▶ _Provided data_:

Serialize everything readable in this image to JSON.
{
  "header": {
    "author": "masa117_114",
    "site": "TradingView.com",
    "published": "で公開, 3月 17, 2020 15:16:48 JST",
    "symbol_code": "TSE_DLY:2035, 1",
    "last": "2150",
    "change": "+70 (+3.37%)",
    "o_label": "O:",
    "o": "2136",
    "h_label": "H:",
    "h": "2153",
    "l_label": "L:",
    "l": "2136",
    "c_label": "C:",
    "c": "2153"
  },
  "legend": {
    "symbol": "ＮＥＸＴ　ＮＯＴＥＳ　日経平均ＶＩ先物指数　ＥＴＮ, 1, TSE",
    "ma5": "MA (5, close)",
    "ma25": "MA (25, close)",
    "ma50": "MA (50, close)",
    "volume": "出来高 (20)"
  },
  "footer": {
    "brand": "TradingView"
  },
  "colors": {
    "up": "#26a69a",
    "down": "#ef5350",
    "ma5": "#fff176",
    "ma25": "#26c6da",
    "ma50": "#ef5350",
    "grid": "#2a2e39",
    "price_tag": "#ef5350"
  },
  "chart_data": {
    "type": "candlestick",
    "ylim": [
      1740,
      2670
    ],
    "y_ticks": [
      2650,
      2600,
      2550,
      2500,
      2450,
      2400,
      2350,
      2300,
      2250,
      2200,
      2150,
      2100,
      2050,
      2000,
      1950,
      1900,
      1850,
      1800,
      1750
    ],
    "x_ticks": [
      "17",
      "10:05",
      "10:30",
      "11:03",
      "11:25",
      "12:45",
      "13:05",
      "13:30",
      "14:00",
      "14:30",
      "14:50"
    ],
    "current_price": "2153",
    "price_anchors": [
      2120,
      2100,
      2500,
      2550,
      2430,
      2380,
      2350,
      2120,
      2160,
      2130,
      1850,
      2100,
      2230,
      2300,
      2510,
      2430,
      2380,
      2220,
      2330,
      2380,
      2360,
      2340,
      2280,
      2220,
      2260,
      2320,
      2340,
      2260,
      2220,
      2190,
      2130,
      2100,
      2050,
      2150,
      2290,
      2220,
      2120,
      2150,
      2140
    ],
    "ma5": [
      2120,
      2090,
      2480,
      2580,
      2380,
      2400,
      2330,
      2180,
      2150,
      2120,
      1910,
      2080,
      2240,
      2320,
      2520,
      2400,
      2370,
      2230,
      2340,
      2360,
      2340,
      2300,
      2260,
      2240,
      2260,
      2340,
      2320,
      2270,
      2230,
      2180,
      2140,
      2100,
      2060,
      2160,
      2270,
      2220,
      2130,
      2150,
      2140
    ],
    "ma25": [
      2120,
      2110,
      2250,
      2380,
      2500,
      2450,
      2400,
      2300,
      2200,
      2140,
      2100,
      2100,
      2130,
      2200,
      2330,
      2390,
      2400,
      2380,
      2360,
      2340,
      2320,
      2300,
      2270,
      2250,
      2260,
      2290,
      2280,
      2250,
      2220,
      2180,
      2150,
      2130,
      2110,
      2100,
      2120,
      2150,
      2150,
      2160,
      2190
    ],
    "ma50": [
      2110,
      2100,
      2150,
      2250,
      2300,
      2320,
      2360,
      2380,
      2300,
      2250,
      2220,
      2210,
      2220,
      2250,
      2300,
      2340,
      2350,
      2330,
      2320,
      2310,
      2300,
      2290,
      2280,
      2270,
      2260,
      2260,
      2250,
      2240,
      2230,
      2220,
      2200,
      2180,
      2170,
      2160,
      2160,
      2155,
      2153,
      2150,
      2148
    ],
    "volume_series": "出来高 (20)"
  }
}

▶ _What is required_: Go through the data above and find the lines with the word "close". Copy each of those lines.

▶ _Right answer_:
    "ma5": "MA (5, close)",
    "ma25": "MA (25, close)",
    "ma50": "MA (50, close)",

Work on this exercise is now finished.